[Exercise 1] Copy out the article about the Sloan song "Money City Maniacs" word for word.

───── Extract provided

Single by Sloan

from the album Navy Blues
- Released: 1998
- Genre: Rock
- Length: 3:53
- Label: murderecords
- Songwriters: Patrick Pentland, Sloan

Sloan singles chronology
| "G Turns to D" (1997) | "Money City Maniacs" (1998) | "She Says What She Means" (1998) |

Music video
- "Money City Maniacs" on YouTube

= Money City Maniacs =

"Money City Maniacs" is a song by Canadian rock band Sloan. It was released as the lead single from the band's 1998 album, Navy Blues. In a 2000 poll conducted by the music magazine Chart, the song was voted the 12th greatest Canadian song of all time. Between 1995 and 2016, "Money City Maniacs" was the eighth most played song by a Canadian artist on rock radio stations in Canada.

──────────

[Exercise 2] In the rows below, begin at the line that has "leveling-foot-gray <box>1613 505" and stop after the line that has "I need the location". Present only those lines as a numbered list, leaving out any blank lines.

───── Input data

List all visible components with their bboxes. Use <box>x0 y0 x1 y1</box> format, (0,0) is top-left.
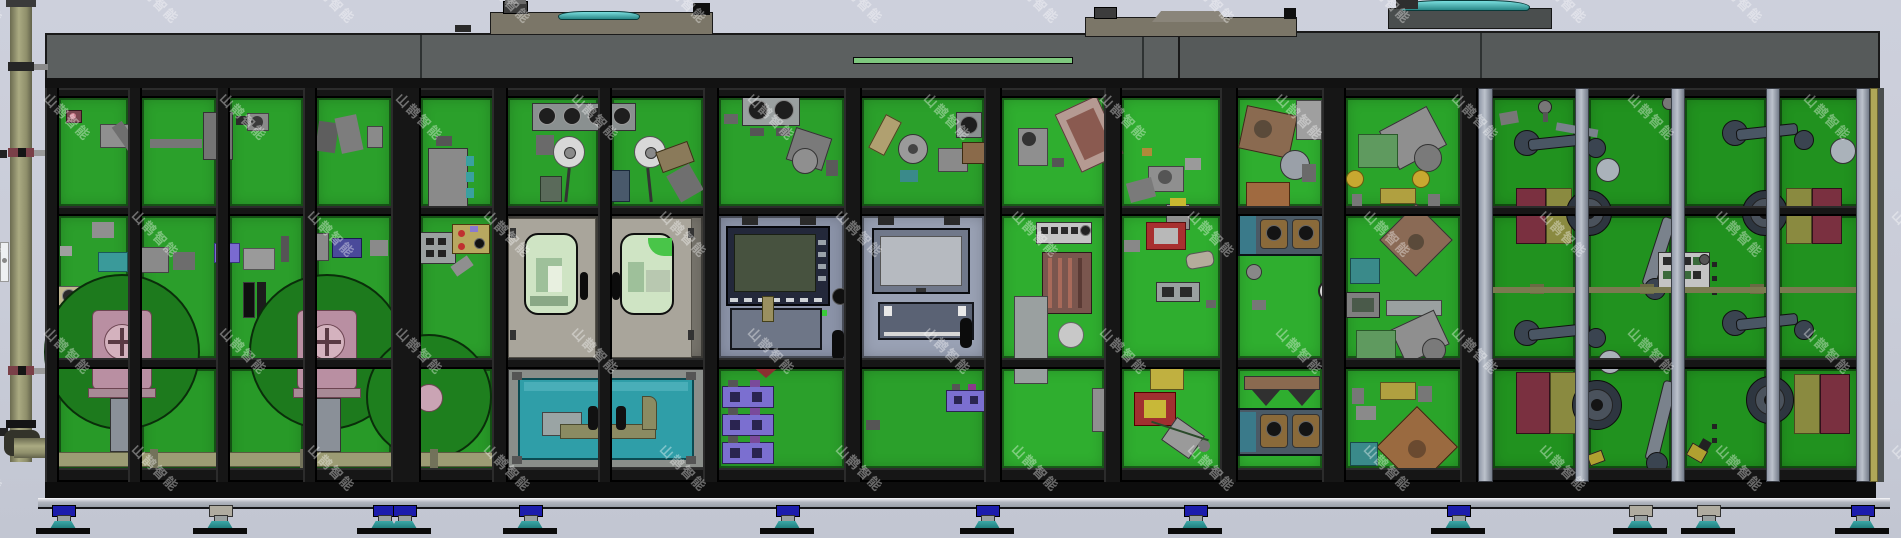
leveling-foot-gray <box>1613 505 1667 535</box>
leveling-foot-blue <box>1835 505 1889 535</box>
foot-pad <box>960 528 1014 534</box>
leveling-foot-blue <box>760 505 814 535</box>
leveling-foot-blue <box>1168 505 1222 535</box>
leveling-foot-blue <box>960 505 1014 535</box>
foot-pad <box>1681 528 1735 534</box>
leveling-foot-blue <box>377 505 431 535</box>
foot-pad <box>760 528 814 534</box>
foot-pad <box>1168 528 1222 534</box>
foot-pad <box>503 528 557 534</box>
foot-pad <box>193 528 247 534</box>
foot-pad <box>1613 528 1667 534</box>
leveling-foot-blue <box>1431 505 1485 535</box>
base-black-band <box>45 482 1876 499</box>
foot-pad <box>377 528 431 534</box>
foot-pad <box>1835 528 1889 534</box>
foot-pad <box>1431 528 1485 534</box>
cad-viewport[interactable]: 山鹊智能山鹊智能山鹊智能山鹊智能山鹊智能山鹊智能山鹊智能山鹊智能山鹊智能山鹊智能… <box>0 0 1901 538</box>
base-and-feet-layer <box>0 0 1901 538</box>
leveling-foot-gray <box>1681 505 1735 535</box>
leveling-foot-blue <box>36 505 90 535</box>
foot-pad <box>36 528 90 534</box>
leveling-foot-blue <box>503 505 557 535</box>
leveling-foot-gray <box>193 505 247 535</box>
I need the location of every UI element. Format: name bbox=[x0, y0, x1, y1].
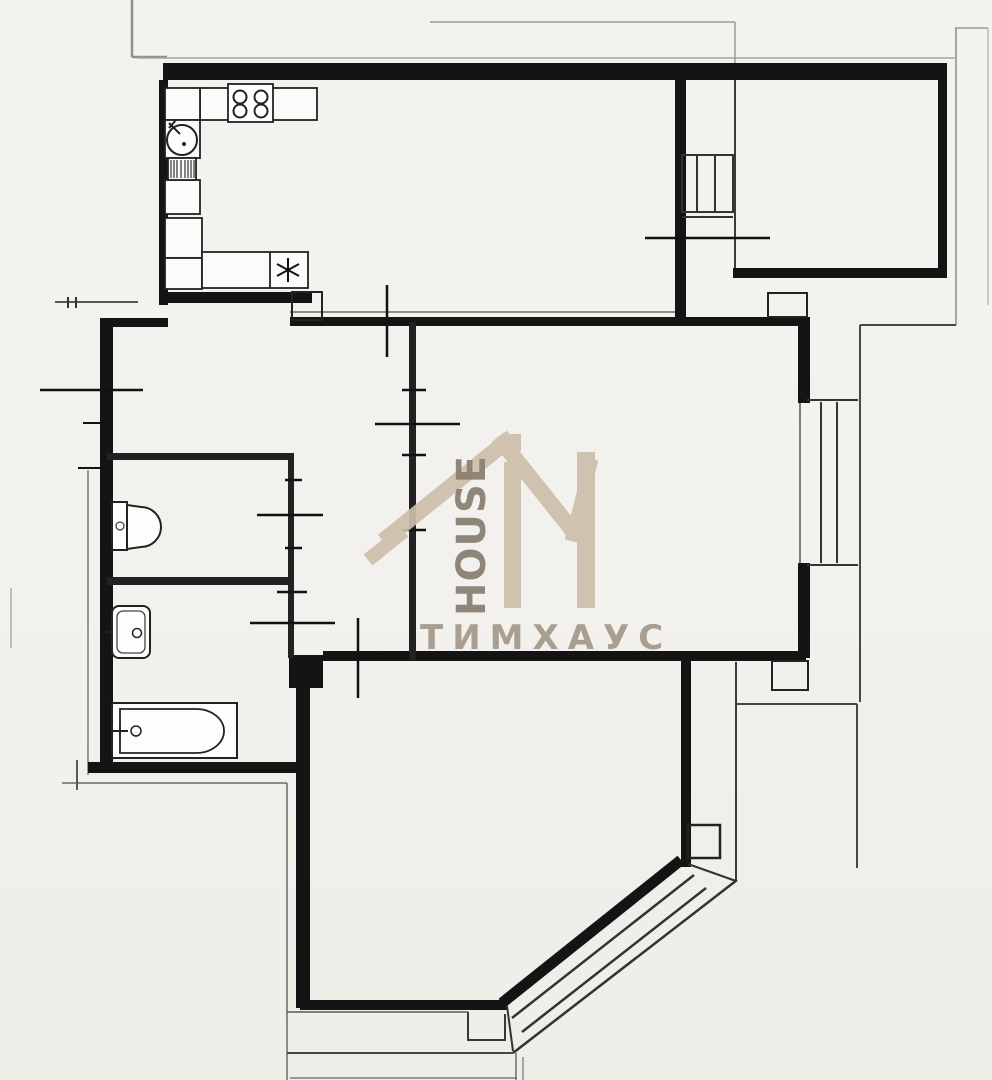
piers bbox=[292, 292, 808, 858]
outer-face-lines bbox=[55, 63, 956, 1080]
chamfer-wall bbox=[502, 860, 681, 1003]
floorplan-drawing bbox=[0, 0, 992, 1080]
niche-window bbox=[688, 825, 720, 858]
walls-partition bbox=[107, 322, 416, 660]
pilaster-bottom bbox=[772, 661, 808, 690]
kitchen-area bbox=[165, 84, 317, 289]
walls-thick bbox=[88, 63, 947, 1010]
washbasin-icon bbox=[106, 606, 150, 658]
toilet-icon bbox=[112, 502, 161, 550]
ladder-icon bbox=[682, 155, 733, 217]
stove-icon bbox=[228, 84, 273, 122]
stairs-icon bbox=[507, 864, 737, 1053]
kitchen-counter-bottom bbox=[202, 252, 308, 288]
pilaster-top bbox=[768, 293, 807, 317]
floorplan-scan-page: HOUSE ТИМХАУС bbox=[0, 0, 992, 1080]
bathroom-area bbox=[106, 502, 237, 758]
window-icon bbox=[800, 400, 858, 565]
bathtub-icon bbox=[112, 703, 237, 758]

──────────

[Complete response 1]
Single by Sloan

from the album Navy Blues
- Released: 1998
- Genre: Rock
- Length: 3:53
- Label: murderecords
- Songwriters: Patrick Pentland, Sloan

Sloan singles chronology
| "G Turns to D" (1997) | "Money City Maniacs" (1998) | "She Says What She Means" (1998) |

Music video
- "Money City Maniacs" on YouTube

= Money City Maniacs =

"Money City Maniacs" is a song by Canadian rock band Sloan. It was released as the lead single from the band's 1998 album, Navy Blues. In a 2000 poll conducted by the music magazine Chart, the song was voted the 12th greatest Canadian song of all time. Between 1995 and 2016, "Money City Maniacs" was the eighth most played song by a Canadian artist on rock radio stations in Canada.

[Complete response 2]
1. leveling-foot-gray <box>1613 505 1667 535</box>
2. leveling-foot-blue <box>1835 505 1889 535</box>
3. foot-pad <box>960 528 1014 534</box>
4. leveling-foot-blue <box>760 505 814 535</box>
5. leveling-foot-blue <box>1168 505 1222 535</box>
6. leveling-foot-blue <box>960 505 1014 535</box>
7. foot-pad <box>1681 528 1735 534</box>
8. leveling-foot-blue <box>377 505 431 535</box>
9. foot-pad <box>760 528 814 534</box>
10. foot-pad <box>1168 528 1222 534</box>
11. foot-pad <box>503 528 557 534</box>
12. foot-pad <box>193 528 247 534</box>
13. foot-pad <box>1613 528 1667 534</box>
14. leveling-foot-blue <box>1431 505 1485 535</box>
15. base-black-band <box>45 482 1876 499</box>
16. foot-pad <box>377 528 431 534</box>
17. foot-pad <box>1835 528 1889 534</box>
18. foot-pad <box>1431 528 1485 534</box>
19. cad-viewport[interactable]: 山鹊智能山鹊智能山鹊智能山鹊智能山鹊智能山鹊智能山鹊智能山鹊智能山鹊智能山鹊智能… <box>0 0 1901 538</box>
20. base-and-feet-layer <box>0 0 1901 538</box>
21. leveling-foot-gray <box>1681 505 1735 535</box>
22. leveling-foot-blue <box>36 505 90 535</box>
23. foot-pad <box>36 528 90 534</box>
24. leveling-foot-blue <box>503 505 557 535</box>
25. leveling-foot-gray <box>193 505 247 535</box>
26. I need the location of every UI element. Format: name bbox=[x0, y0, x1, y1].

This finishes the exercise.